Records drawn from a dataset
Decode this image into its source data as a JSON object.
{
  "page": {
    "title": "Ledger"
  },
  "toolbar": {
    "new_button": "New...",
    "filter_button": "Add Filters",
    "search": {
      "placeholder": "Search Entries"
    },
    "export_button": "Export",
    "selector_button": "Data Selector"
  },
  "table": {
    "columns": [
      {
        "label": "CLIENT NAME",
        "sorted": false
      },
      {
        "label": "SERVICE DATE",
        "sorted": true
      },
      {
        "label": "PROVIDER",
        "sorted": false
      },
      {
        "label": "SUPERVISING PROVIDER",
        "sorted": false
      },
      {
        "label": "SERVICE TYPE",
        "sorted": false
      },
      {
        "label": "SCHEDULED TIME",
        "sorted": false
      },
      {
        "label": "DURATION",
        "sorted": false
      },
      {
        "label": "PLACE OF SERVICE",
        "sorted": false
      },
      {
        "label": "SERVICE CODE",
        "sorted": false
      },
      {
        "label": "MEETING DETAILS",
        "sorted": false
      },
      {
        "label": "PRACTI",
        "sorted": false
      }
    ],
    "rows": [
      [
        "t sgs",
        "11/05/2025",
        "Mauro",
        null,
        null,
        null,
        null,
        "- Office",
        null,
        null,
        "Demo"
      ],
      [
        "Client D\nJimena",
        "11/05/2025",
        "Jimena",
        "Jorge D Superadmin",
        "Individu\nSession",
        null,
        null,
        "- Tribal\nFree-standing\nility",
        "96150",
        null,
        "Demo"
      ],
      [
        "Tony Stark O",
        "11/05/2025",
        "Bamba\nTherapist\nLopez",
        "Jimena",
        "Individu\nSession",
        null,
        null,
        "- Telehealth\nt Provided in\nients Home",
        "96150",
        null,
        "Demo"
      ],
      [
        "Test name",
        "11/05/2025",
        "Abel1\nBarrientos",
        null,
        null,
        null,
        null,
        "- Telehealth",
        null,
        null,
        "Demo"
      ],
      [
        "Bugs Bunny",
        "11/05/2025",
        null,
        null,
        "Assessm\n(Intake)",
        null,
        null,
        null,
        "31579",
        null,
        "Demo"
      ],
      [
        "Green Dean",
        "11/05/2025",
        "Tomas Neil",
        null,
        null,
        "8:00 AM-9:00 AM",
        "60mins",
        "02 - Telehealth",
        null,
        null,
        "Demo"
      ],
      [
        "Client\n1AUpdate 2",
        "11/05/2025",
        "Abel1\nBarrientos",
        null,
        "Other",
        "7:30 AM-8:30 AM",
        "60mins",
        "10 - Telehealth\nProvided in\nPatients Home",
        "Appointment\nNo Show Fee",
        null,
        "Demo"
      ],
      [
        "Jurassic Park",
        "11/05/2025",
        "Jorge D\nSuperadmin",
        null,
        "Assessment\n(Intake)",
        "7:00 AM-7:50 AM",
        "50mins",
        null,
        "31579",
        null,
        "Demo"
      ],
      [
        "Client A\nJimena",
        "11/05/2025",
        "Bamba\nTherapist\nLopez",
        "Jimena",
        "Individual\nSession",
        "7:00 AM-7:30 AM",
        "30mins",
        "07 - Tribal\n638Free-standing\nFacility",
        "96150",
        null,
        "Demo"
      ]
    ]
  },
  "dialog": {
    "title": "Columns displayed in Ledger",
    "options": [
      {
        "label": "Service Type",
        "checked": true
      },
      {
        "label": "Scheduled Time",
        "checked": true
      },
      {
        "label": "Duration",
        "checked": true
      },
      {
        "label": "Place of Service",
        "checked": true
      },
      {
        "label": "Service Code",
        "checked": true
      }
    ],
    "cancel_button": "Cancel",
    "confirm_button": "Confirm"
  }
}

---

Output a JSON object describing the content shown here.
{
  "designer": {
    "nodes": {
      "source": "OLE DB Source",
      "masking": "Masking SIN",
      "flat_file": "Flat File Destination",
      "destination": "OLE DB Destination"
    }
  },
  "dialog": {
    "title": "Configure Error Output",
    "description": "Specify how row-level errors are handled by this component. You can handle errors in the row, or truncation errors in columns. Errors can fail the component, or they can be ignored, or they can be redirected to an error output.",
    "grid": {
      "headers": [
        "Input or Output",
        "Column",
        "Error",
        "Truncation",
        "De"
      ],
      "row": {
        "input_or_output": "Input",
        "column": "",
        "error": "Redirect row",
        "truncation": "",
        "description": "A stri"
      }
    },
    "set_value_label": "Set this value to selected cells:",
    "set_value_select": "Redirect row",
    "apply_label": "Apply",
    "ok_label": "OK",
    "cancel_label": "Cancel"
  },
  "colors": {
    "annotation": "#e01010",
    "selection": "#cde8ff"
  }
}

→ What the task asks
Every line holding the word "Intake" should be copied out of the records above.

→ Completed task
        "Assessm\n(Intake)",
        "Assessment\n(Intake)",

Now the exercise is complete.